TEXTO FUENTE:
----------------

Considerado por Stephen King como “el príncipe oscuro y barroco de la historia del horror del siglo XX”, el estadounidense H. P. Lovecraft (20 de agosto de 1890-15 de marzo de 1937) pasó de ávido lector de novelas policiacas a creador de historias perturbadoras. La muerte prematura del padre y del abuelo oscurecieron su visión del mundo. Fracasó en su intento de vivir en Nueva York y prefirió la vida de la pequeña comunidad de Providence. Sus cuentos, novelas, poemas y ensayos son el mayor referente de la literatura de terror moderna. Transcribo las primeras líneas de su cuento “Él”.

Le vi una noche de insomnio, cuando paseaba desesperadamente, tratando de salvar mi alma y mis visiones. Mi traslado a Nueva York había sido una equivocación; porque al buscar el prodigio y la inspiración en los laberintos hormigueantes de calles antiguas que serpean interminablemente desde olvidados patios y plazas y muelles hasta patios y plazas y muelles olvidados también, y en las torres ciclópeas y pináculos que se yerguen negros y babilónicos bajo lunas menguantes, no había encontrado sino una sensación de horror y de opresión que amenazaba con dominarme, paralizarme y aniquilarme.

----------------

ENUNCIADO:
Transcribe el fragmento del texto fuente comprendido entre "Le vi una noche" y "paralizarme y aniquilarme.", ambos incluidos. El listado procede de una fuente distinta a la del texto fuente.

LISTADO PROPORCIONADO:
----------------

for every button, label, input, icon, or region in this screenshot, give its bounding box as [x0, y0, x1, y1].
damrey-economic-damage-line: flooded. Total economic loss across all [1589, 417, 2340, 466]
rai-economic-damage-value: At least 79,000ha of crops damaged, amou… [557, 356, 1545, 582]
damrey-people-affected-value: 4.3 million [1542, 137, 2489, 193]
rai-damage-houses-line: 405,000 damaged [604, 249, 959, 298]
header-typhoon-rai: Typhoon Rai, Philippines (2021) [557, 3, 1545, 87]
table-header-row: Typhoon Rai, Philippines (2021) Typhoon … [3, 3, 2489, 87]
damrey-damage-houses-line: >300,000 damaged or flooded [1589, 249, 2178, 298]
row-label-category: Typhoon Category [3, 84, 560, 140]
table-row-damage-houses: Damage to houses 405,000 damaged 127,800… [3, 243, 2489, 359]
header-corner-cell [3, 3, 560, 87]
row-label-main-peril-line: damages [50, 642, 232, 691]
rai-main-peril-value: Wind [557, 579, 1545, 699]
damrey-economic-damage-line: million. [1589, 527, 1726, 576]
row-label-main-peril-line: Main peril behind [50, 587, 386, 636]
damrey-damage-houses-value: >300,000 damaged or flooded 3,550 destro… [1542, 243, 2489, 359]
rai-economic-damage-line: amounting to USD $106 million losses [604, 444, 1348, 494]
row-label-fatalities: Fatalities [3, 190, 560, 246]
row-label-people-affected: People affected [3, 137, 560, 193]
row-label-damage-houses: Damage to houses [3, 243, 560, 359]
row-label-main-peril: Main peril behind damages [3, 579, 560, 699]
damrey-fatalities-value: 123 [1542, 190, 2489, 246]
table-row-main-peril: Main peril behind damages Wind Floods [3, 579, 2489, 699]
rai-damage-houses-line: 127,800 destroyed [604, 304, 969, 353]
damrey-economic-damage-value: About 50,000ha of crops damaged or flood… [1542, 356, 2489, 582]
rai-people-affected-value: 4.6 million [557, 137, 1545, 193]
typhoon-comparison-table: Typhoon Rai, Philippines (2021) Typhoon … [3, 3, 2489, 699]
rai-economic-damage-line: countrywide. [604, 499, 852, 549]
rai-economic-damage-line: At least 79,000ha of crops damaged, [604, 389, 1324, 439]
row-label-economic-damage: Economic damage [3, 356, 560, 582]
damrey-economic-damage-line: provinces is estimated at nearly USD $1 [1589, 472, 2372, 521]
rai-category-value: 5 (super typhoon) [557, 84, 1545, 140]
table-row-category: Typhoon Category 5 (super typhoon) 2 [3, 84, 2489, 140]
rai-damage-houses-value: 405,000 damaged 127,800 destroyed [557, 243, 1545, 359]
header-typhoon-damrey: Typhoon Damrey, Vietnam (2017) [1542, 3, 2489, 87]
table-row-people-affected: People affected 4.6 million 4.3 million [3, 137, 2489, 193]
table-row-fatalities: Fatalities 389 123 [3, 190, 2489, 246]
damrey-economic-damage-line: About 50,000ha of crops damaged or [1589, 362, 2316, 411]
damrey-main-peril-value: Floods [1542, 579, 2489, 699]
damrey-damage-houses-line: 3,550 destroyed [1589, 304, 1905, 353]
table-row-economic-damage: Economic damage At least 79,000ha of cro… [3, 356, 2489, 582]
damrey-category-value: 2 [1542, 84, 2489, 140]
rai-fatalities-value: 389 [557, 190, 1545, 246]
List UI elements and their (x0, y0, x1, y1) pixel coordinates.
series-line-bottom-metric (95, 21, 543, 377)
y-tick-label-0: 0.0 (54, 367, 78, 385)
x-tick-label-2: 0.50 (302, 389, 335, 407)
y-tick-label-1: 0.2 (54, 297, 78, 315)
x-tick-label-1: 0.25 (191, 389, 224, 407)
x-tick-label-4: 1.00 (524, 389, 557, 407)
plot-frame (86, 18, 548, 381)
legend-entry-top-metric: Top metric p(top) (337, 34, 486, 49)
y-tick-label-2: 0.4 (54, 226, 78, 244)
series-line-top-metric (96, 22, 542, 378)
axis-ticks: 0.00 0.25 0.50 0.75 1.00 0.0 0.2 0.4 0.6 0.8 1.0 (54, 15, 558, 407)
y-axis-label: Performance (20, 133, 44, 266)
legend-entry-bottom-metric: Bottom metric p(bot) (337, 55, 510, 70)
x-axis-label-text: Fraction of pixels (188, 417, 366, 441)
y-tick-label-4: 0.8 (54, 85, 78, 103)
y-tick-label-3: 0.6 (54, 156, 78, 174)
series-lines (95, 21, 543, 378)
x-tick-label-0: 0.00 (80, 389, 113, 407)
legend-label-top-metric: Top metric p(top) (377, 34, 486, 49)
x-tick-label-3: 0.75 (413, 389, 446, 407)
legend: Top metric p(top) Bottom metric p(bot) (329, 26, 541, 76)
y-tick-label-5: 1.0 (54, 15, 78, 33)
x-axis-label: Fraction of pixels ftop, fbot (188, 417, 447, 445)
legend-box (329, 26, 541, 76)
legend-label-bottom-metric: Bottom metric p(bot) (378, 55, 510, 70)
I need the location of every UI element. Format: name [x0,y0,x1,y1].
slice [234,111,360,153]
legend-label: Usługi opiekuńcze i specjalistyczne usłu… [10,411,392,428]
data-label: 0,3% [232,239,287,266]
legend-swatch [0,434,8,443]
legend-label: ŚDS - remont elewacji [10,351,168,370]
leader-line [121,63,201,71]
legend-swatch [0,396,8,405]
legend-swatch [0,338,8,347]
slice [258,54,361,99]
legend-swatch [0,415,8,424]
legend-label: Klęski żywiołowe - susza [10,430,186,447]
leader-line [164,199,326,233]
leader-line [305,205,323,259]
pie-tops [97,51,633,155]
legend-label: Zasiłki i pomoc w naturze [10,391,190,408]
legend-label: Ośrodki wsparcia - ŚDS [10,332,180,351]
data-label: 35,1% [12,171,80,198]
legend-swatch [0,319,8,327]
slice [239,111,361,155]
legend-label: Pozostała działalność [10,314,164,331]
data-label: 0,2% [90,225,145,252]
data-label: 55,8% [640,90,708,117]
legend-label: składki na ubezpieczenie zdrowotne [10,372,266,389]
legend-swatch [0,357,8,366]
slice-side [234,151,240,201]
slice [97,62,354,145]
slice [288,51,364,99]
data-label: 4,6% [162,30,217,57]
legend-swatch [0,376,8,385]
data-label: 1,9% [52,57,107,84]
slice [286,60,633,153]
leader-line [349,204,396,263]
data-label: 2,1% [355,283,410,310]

----------------

RESPUESTA:
Le vi una noche de insomnio, cuando paseaba desesperadamente, tratando de salvar mi alma y mis visiones. Mi traslado a Nueva York había sido una equivocación; porque al buscar el prodigio y la inspiración en los laberintos hormigueantes de calles antiguas que serpean interminablemente desde olvidados patios y plazas y muelles hasta patios y plazas y muelles olvidados también, y en las torres ciclópeas y pináculos que se yerguen negros y babilónicos bajo lunas menguantes, no había encontrado sino una sensación de horror y de opresión que amenazaba con dominarme, paralizarme y aniquilarme.